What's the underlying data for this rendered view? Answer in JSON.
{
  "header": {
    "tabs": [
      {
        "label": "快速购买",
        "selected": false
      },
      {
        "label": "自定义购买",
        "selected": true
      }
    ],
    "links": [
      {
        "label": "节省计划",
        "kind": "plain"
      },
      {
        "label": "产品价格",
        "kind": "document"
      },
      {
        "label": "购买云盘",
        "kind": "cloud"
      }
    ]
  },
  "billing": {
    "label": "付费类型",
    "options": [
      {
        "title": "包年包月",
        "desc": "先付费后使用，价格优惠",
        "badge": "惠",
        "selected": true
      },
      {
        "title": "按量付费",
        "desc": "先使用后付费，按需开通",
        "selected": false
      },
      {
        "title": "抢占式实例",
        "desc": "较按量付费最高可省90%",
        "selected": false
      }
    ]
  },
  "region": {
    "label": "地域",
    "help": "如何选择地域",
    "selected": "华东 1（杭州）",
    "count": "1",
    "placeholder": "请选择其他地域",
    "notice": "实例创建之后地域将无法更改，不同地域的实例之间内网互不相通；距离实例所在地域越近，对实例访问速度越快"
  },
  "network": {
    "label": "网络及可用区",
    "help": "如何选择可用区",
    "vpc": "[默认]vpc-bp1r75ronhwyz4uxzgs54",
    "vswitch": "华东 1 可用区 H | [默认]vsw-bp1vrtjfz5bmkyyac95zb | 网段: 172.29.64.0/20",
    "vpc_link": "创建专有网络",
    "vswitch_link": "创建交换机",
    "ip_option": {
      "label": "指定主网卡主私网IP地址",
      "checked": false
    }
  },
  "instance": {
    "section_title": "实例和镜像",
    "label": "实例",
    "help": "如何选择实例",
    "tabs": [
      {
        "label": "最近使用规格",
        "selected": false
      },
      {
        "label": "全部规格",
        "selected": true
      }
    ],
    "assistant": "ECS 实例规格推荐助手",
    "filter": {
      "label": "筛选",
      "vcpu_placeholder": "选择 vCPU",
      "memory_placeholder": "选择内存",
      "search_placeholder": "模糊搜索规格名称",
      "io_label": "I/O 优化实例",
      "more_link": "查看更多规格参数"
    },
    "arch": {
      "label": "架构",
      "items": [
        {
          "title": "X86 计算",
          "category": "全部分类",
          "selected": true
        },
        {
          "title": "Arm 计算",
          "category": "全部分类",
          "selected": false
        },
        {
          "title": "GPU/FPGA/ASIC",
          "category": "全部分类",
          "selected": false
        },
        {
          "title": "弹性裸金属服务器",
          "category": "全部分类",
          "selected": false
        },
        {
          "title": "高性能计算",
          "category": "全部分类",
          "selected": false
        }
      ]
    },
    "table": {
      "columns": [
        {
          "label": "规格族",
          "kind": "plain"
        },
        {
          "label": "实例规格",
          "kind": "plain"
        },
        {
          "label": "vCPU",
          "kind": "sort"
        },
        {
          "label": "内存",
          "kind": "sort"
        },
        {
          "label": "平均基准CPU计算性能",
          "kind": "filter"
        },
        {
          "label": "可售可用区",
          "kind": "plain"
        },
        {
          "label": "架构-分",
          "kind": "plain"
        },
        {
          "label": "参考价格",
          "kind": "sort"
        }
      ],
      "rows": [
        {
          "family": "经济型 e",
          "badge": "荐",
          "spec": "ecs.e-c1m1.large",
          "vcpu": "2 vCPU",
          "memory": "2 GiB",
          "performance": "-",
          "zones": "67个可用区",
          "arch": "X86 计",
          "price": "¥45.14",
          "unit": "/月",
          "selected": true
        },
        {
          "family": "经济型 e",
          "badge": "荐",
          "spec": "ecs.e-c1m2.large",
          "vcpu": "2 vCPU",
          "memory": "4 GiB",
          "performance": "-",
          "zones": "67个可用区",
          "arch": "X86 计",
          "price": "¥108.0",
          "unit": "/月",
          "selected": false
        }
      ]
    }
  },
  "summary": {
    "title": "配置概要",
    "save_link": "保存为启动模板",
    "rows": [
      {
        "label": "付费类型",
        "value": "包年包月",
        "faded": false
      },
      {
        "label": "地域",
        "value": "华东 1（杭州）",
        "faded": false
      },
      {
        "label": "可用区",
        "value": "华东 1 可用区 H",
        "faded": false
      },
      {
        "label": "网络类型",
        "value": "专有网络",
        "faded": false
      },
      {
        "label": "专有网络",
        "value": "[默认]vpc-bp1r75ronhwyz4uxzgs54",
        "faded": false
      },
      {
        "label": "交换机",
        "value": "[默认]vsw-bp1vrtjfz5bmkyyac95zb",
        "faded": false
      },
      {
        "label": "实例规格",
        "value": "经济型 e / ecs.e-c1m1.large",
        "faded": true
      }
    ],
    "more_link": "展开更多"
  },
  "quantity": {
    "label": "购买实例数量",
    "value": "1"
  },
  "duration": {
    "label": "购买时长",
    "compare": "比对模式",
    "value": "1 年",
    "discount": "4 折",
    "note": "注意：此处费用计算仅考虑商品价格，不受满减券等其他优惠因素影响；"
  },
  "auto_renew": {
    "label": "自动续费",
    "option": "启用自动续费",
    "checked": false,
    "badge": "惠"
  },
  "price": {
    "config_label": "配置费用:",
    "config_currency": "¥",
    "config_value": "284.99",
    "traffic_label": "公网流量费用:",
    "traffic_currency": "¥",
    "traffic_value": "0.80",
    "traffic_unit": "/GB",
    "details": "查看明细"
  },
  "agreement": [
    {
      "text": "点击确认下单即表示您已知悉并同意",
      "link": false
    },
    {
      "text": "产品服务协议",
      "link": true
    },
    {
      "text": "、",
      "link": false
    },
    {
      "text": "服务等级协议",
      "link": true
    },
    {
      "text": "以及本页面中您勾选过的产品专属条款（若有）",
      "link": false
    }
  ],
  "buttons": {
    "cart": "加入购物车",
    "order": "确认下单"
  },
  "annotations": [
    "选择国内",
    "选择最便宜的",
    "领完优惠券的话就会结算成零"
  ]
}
--------------------
SET EXERCISE.
Reproduce the records above exactly as they appear.

OUTPUT BELOW.
What's the underlying data for this rendered view? Answer in JSON.
{
  "header": {
    "tabs": [
      {
        "label": "快速购买",
        "selected": false
      },
      {
        "label": "自定义购买",
        "selected": true
      }
    ],
    "links": [
      {
        "label": "节省计划",
        "kind": "plain"
      },
      {
        "label": "产品价格",
        "kind": "document"
      },
      {
        "label": "购买云盘",
        "kind": "cloud"
      }
    ]
  },
  "billing": {
    "label": "付费类型",
    "options": [
      {
        "title": "包年包月",
        "desc": "先付费后使用，价格优惠",
        "badge": "惠",
        "selected": true
      },
      {
        "title": "按量付费",
        "desc": "先使用后付费，按需开通",
        "selected": false
      },
      {
        "title": "抢占式实例",
        "desc": "较按量付费最高可省90%",
        "selected": false
      }
    ]
  },
  "region": {
    "label": "地域",
    "help": "如何选择地域",
    "selected": "华东 1（杭州）",
    "count": "1",
    "placeholder": "请选择其他地域",
    "notice": "实例创建之后地域将无法更改，不同地域的实例之间内网互不相通；距离实例所在地域越近，对实例访问速度越快"
  },
  "network": {
    "label": "网络及可用区",
    "help": "如何选择可用区",
    "vpc": "[默认]vpc-bp1r75ronhwyz4uxzgs54",
    "vswitch": "华东 1 可用区 H | [默认]vsw-bp1vrtjfz5bmkyyac95zb | 网段: 172.29.64.0/20",
    "vpc_link": "创建专有网络",
    "vswitch_link": "创建交换机",
    "ip_option": {
      "label": "指定主网卡主私网IP地址",
      "checked": false
    }
  },
  "instance": {
    "section_title": "实例和镜像",
    "label": "实例",
    "help": "如何选择实例",
    "tabs": [
      {
        "label": "最近使用规格",
        "selected": false
      },
      {
        "label": "全部规格",
        "selected": true
      }
    ],
    "assistant": "ECS 实例规格推荐助手",
    "filter": {
      "label": "筛选",
      "vcpu_placeholder": "选择 vCPU",
      "memory_placeholder": "选择内存",
      "search_placeholder": "模糊搜索规格名称",
      "io_label": "I/O 优化实例",
      "more_link": "查看更多规格参数"
    },
    "arch": {
      "label": "架构",
      "items": [
        {
          "title": "X86 计算",
          "category": "全部分类",
          "selected": true
        },
        {
          "title": "Arm 计算",
          "category": "全部分类",
          "selected": false
        },
        {
          "title": "GPU/FPGA/ASIC",
          "category": "全部分类",
          "selected": false
        },
        {
          "title": "弹性裸金属服务器",
          "category": "全部分类",
          "selected": false
        },
        {
          "title": "高性能计算",
          "category": "全部分类",
          "selected": false
        }
      ]
    },
    "table": {
      "columns": [
        {
          "label": "规格族",
          "kind": "plain"
        },
        {
          "label": "实例规格",
          "kind": "plain"
        },
        {
          "label": "vCPU",
          "kind": "sort"
        },
        {
          "label": "内存",
          "kind": "sort"
        },
        {
          "label": "平均基准CPU计算性能",
          "kind": "filter"
        },
        {
          "label": "可售可用区",
          "kind": "plain"
        },
        {
          "label": "架构-分",
          "kind": "plain"
        },
        {
          "label": "参考价格",
          "kind": "sort"
        }
      ],
      "rows": [
        {
          "family": "经济型 e",
          "badge": "荐",
          "spec": "ecs.e-c1m1.large",
          "vcpu": "2 vCPU",
          "memory": "2 GiB",
          "performance": "-",
          "zones": "67个可用区",
          "arch": "X86 计",
          "price": "¥45.14",
          "unit": "/月",
          "selected": true
        },
        {
          "family": "经济型 e",
          "badge": "荐",
          "spec": "ecs.e-c1m2.large",
          "vcpu": "2 vCPU",
          "memory": "4 GiB",
          "performance": "-",
          "zones": "67个可用区",
          "arch": "X86 计",
          "price": "¥108.0",
          "unit": "/月",
          "selected": false
        }
      ]
    }
  },
  "summary": {
    "title": "配置概要",
    "save_link": "保存为启动模板",
    "rows": [
      {
        "label": "付费类型",
        "value": "包年包月",
        "faded": false
      },
      {
        "label": "地域",
        "value": "华东 1（杭州）",
        "faded": false
      },
      {
        "label": "可用区",
        "value": "华东 1 可用区 H",
        "faded": false
      },
      {
        "label": "网络类型",
        "value": "专有网络",
        "faded": false
      },
      {
        "label": "专有网络",
        "value": "[默认]vpc-bp1r75ronhwyz4uxzgs54",
        "faded": false
      },
      {
        "label": "交换机",
        "value": "[默认]vsw-bp1vrtjfz5bmkyyac95zb",
        "faded": false
      },
      {
        "label": "实例规格",
        "value": "经济型 e / ecs.e-c1m1.large",
        "faded": true
      }
    ],
    "more_link": "展开更多"
  },
  "quantity": {
    "label": "购买实例数量",
    "value": "1"
  },
  "duration": {
    "label": "购买时长",
    "compare": "比对模式",
    "value": "1 年",
    "discount": "4 折",
    "note": "注意：此处费用计算仅考虑商品价格，不受满减券等其他优惠因素影响；"
  },
  "auto_renew": {
    "label": "自动续费",
    "option": "启用自动续费",
    "checked": false,
    "badge": "惠"
  },
  "price": {
    "config_label": "配置费用:",
    "config_currency": "¥",
    "config_value": "284.99",
    "traffic_label": "公网流量费用:",
    "traffic_currency": "¥",
    "traffic_value": "0.80",
    "traffic_unit": "/GB",
    "details": "查看明细"
  },
  "agreement": [
    {
      "text": "点击确认下单即表示您已知悉并同意",
      "link": false
    },
    {
      "text": "产品服务协议",
      "link": true
    },
    {
      "text": "、",
      "link": false
    },
    {
      "text": "服务等级协议",
      "link": true
    },
    {
      "text": "以及本页面中您勾选过的产品专属条款（若有）",
      "link": false
    }
  ],
  "buttons": {
    "cart": "加入购物车",
    "order": "确认下单"
  },
  "annotations": [
    "选择国内",
    "选择最便宜的",
    "领完优惠券的话就会结算成零"
  ]
}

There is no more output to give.